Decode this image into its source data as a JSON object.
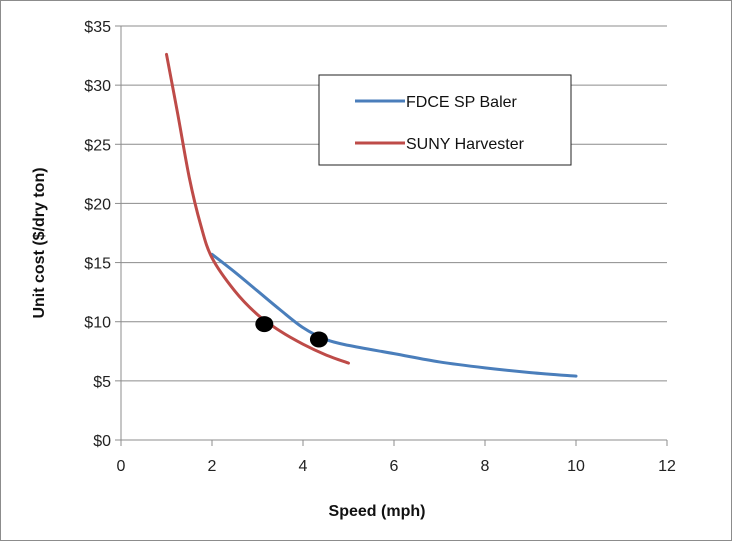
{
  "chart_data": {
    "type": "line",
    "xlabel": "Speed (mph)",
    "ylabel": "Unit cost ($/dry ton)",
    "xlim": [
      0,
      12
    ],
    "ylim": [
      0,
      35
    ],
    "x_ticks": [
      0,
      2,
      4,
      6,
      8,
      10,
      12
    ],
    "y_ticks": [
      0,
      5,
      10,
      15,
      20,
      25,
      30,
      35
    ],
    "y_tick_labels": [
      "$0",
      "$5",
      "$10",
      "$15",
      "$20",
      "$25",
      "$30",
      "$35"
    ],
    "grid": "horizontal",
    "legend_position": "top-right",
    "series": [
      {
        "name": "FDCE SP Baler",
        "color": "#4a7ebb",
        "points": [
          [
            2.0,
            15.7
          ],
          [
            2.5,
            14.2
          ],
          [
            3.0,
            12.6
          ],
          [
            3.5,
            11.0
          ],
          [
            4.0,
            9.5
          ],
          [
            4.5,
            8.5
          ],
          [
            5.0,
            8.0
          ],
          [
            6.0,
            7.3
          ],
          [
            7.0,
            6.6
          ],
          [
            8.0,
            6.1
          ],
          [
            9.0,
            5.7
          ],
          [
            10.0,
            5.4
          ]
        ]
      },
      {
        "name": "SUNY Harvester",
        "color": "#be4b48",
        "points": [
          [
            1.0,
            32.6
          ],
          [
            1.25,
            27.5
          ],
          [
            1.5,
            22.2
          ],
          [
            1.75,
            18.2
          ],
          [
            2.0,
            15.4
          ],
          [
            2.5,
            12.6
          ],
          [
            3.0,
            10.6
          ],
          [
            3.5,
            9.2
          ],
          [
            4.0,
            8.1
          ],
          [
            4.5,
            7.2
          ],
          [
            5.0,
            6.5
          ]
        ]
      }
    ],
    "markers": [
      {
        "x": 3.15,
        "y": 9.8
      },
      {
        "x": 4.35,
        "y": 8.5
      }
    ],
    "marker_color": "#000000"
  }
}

What needs to be done:
Copy every record above exactly, leaving out any pictures.

Full answer:
Decode this image into its source data as a JSON object.
{
  "chart_data": {
    "type": "line",
    "xlabel": "Speed (mph)",
    "ylabel": "Unit cost ($/dry ton)",
    "xlim": [
      0,
      12
    ],
    "ylim": [
      0,
      35
    ],
    "x_ticks": [
      0,
      2,
      4,
      6,
      8,
      10,
      12
    ],
    "y_ticks": [
      0,
      5,
      10,
      15,
      20,
      25,
      30,
      35
    ],
    "y_tick_labels": [
      "$0",
      "$5",
      "$10",
      "$15",
      "$20",
      "$25",
      "$30",
      "$35"
    ],
    "grid": "horizontal",
    "legend_position": "top-right",
    "series": [
      {
        "name": "FDCE SP Baler",
        "color": "#4a7ebb",
        "points": [
          [
            2.0,
            15.7
          ],
          [
            2.5,
            14.2
          ],
          [
            3.0,
            12.6
          ],
          [
            3.5,
            11.0
          ],
          [
            4.0,
            9.5
          ],
          [
            4.5,
            8.5
          ],
          [
            5.0,
            8.0
          ],
          [
            6.0,
            7.3
          ],
          [
            7.0,
            6.6
          ],
          [
            8.0,
            6.1
          ],
          [
            9.0,
            5.7
          ],
          [
            10.0,
            5.4
          ]
        ]
      },
      {
        "name": "SUNY Harvester",
        "color": "#be4b48",
        "points": [
          [
            1.0,
            32.6
          ],
          [
            1.25,
            27.5
          ],
          [
            1.5,
            22.2
          ],
          [
            1.75,
            18.2
          ],
          [
            2.0,
            15.4
          ],
          [
            2.5,
            12.6
          ],
          [
            3.0,
            10.6
          ],
          [
            3.5,
            9.2
          ],
          [
            4.0,
            8.1
          ],
          [
            4.5,
            7.2
          ],
          [
            5.0,
            6.5
          ]
        ]
      }
    ],
    "markers": [
      {
        "x": 3.15,
        "y": 9.8
      },
      {
        "x": 4.35,
        "y": 8.5
      }
    ],
    "marker_color": "#000000"
  }
}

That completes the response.